+++ Provided records +++
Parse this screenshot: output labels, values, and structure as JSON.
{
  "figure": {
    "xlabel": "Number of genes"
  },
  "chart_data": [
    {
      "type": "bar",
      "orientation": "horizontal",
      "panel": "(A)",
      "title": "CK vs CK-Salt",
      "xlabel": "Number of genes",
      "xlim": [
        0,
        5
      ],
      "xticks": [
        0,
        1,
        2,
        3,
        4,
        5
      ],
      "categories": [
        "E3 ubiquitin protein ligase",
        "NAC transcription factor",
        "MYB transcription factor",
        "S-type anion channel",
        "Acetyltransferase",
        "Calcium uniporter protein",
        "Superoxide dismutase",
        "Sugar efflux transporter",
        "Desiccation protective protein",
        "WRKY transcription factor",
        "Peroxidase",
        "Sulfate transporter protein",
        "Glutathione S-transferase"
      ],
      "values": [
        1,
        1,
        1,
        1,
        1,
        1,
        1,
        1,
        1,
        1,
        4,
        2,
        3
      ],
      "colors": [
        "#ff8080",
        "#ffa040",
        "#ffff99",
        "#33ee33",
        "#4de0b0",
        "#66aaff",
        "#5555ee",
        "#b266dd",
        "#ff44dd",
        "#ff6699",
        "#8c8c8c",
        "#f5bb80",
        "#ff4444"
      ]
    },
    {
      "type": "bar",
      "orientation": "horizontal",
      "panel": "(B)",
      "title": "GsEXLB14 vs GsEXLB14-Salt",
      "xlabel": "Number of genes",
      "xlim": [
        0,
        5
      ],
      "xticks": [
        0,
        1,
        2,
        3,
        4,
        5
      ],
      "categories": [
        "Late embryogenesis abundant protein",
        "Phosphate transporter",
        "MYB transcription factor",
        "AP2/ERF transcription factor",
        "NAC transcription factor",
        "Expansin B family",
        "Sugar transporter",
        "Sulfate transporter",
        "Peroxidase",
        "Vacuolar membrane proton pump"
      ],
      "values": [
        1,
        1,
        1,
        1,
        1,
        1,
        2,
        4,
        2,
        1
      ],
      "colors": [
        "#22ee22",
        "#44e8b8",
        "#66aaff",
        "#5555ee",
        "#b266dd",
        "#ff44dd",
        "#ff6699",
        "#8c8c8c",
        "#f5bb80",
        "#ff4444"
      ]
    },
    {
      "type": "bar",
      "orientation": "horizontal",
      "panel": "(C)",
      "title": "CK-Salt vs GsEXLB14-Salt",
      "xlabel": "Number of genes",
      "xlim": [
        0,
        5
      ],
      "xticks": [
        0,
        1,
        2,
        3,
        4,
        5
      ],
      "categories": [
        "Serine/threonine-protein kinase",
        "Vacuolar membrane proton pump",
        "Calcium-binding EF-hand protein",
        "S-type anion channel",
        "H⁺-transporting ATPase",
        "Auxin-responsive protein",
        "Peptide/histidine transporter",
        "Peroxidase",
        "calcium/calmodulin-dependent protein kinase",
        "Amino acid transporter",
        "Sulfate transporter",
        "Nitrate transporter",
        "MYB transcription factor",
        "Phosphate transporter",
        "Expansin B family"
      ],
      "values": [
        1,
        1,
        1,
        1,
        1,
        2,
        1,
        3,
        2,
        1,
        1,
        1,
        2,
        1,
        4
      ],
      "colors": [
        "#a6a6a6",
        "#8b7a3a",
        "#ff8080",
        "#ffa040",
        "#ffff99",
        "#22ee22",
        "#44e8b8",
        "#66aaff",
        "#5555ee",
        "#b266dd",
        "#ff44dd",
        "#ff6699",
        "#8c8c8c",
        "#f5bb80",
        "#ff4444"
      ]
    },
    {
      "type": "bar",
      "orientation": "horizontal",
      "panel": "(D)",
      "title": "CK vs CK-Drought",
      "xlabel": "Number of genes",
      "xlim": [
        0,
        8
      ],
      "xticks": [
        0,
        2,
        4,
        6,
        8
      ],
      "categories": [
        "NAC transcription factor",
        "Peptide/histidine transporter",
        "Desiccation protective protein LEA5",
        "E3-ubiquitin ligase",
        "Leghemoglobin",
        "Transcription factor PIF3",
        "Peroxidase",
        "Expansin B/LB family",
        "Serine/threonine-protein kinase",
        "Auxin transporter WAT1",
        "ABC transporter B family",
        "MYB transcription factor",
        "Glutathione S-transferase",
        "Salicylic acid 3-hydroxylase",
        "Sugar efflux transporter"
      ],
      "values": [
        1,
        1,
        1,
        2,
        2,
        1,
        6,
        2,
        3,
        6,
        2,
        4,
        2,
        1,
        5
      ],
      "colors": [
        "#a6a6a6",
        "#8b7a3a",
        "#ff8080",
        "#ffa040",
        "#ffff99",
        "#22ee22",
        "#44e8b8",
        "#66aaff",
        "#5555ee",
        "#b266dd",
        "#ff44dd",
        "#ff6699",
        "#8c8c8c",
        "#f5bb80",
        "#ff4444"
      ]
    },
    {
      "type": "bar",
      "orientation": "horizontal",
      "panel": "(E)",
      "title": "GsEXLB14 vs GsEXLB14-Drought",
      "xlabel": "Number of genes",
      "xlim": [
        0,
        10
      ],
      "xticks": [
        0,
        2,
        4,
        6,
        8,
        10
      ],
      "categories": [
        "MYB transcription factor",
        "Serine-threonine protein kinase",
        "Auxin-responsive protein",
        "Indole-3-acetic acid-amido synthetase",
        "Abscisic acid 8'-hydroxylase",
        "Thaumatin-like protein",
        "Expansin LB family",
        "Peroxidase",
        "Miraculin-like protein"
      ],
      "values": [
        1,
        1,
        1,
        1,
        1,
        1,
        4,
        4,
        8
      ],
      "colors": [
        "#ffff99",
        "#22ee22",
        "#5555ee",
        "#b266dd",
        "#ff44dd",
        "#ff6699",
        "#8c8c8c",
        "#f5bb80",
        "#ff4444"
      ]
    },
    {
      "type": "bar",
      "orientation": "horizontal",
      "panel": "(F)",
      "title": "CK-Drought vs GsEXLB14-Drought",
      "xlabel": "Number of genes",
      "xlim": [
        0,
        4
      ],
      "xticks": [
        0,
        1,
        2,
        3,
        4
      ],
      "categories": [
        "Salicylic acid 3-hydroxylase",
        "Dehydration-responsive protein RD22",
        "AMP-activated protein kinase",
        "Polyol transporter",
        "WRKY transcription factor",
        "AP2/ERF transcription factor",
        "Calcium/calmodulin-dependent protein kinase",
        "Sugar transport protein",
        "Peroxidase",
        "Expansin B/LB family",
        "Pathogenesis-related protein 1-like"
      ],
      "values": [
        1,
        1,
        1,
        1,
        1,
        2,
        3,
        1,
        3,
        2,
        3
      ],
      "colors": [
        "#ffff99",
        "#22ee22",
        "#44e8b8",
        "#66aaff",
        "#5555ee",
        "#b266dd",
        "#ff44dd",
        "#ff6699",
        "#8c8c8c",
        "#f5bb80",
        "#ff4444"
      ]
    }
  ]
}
+++
▸ **Task objective**
Exactly as they appear above, give the entries again.

▸ **Solution to this task**
Parse this screenshot: output labels, values, and structure as JSON.
{
  "figure": {
    "xlabel": "Number of genes"
  },
  "chart_data": [
    {
      "type": "bar",
      "orientation": "horizontal",
      "panel": "(A)",
      "title": "CK vs CK-Salt",
      "xlabel": "Number of genes",
      "xlim": [
        0,
        5
      ],
      "xticks": [
        0,
        1,
        2,
        3,
        4,
        5
      ],
      "categories": [
        "E3 ubiquitin protein ligase",
        "NAC transcription factor",
        "MYB transcription factor",
        "S-type anion channel",
        "Acetyltransferase",
        "Calcium uniporter protein",
        "Superoxide dismutase",
        "Sugar efflux transporter",
        "Desiccation protective protein",
        "WRKY transcription factor",
        "Peroxidase",
        "Sulfate transporter protein",
        "Glutathione S-transferase"
      ],
      "values": [
        1,
        1,
        1,
        1,
        1,
        1,
        1,
        1,
        1,
        1,
        4,
        2,
        3
      ],
      "colors": [
        "#ff8080",
        "#ffa040",
        "#ffff99",
        "#33ee33",
        "#4de0b0",
        "#66aaff",
        "#5555ee",
        "#b266dd",
        "#ff44dd",
        "#ff6699",
        "#8c8c8c",
        "#f5bb80",
        "#ff4444"
      ]
    },
    {
      "type": "bar",
      "orientation": "horizontal",
      "panel": "(B)",
      "title": "GsEXLB14 vs GsEXLB14-Salt",
      "xlabel": "Number of genes",
      "xlim": [
        0,
        5
      ],
      "xticks": [
        0,
        1,
        2,
        3,
        4,
        5
      ],
      "categories": [
        "Late embryogenesis abundant protein",
        "Phosphate transporter",
        "MYB transcription factor",
        "AP2/ERF transcription factor",
        "NAC transcription factor",
        "Expansin B family",
        "Sugar transporter",
        "Sulfate transporter",
        "Peroxidase",
        "Vacuolar membrane proton pump"
      ],
      "values": [
        1,
        1,
        1,
        1,
        1,
        1,
        2,
        4,
        2,
        1
      ],
      "colors": [
        "#22ee22",
        "#44e8b8",
        "#66aaff",
        "#5555ee",
        "#b266dd",
        "#ff44dd",
        "#ff6699",
        "#8c8c8c",
        "#f5bb80",
        "#ff4444"
      ]
    },
    {
      "type": "bar",
      "orientation": "horizontal",
      "panel": "(C)",
      "title": "CK-Salt vs GsEXLB14-Salt",
      "xlabel": "Number of genes",
      "xlim": [
        0,
        5
      ],
      "xticks": [
        0,
        1,
        2,
        3,
        4,
        5
      ],
      "categories": [
        "Serine/threonine-protein kinase",
        "Vacuolar membrane proton pump",
        "Calcium-binding EF-hand protein",
        "S-type anion channel",
        "H⁺-transporting ATPase",
        "Auxin-responsive protein",
        "Peptide/histidine transporter",
        "Peroxidase",
        "calcium/calmodulin-dependent protein kinase",
        "Amino acid transporter",
        "Sulfate transporter",
        "Nitrate transporter",
        "MYB transcription factor",
        "Phosphate transporter",
        "Expansin B family"
      ],
      "values": [
        1,
        1,
        1,
        1,
        1,
        2,
        1,
        3,
        2,
        1,
        1,
        1,
        2,
        1,
        4
      ],
      "colors": [
        "#a6a6a6",
        "#8b7a3a",
        "#ff8080",
        "#ffa040",
        "#ffff99",
        "#22ee22",
        "#44e8b8",
        "#66aaff",
        "#5555ee",
        "#b266dd",
        "#ff44dd",
        "#ff6699",
        "#8c8c8c",
        "#f5bb80",
        "#ff4444"
      ]
    },
    {
      "type": "bar",
      "orientation": "horizontal",
      "panel": "(D)",
      "title": "CK vs CK-Drought",
      "xlabel": "Number of genes",
      "xlim": [
        0,
        8
      ],
      "xticks": [
        0,
        2,
        4,
        6,
        8
      ],
      "categories": [
        "NAC transcription factor",
        "Peptide/histidine transporter",
        "Desiccation protective protein LEA5",
        "E3-ubiquitin ligase",
        "Leghemoglobin",
        "Transcription factor PIF3",
        "Peroxidase",
        "Expansin B/LB family",
        "Serine/threonine-protein kinase",
        "Auxin transporter WAT1",
        "ABC transporter B family",
        "MYB transcription factor",
        "Glutathione S-transferase",
        "Salicylic acid 3-hydroxylase",
        "Sugar efflux transporter"
      ],
      "values": [
        1,
        1,
        1,
        2,
        2,
        1,
        6,
        2,
        3,
        6,
        2,
        4,
        2,
        1,
        5
      ],
      "colors": [
        "#a6a6a6",
        "#8b7a3a",
        "#ff8080",
        "#ffa040",
        "#ffff99",
        "#22ee22",
        "#44e8b8",
        "#66aaff",
        "#5555ee",
        "#b266dd",
        "#ff44dd",
        "#ff6699",
        "#8c8c8c",
        "#f5bb80",
        "#ff4444"
      ]
    },
    {
      "type": "bar",
      "orientation": "horizontal",
      "panel": "(E)",
      "title": "GsEXLB14 vs GsEXLB14-Drought",
      "xlabel": "Number of genes",
      "xlim": [
        0,
        10
      ],
      "xticks": [
        0,
        2,
        4,
        6,
        8,
        10
      ],
      "categories": [
        "MYB transcription factor",
        "Serine-threonine protein kinase",
        "Auxin-responsive protein",
        "Indole-3-acetic acid-amido synthetase",
        "Abscisic acid 8'-hydroxylase",
        "Thaumatin-like protein",
        "Expansin LB family",
        "Peroxidase",
        "Miraculin-like protein"
      ],
      "values": [
        1,
        1,
        1,
        1,
        1,
        1,
        4,
        4,
        8
      ],
      "colors": [
        "#ffff99",
        "#22ee22",
        "#5555ee",
        "#b266dd",
        "#ff44dd",
        "#ff6699",
        "#8c8c8c",
        "#f5bb80",
        "#ff4444"
      ]
    },
    {
      "type": "bar",
      "orientation": "horizontal",
      "panel": "(F)",
      "title": "CK-Drought vs GsEXLB14-Drought",
      "xlabel": "Number of genes",
      "xlim": [
        0,
        4
      ],
      "xticks": [
        0,
        1,
        2,
        3,
        4
      ],
      "categories": [
        "Salicylic acid 3-hydroxylase",
        "Dehydration-responsive protein RD22",
        "AMP-activated protein kinase",
        "Polyol transporter",
        "WRKY transcription factor",
        "AP2/ERF transcription factor",
        "Calcium/calmodulin-dependent protein kinase",
        "Sugar transport protein",
        "Peroxidase",
        "Expansin B/LB family",
        "Pathogenesis-related protein 1-like"
      ],
      "values": [
        1,
        1,
        1,
        1,
        1,
        2,
        3,
        1,
        3,
        2,
        3
      ],
      "colors": [
        "#ffff99",
        "#22ee22",
        "#44e8b8",
        "#66aaff",
        "#5555ee",
        "#b266dd",
        "#ff44dd",
        "#ff6699",
        "#8c8c8c",
        "#f5bb80",
        "#ff4444"
      ]
    }
  ]
}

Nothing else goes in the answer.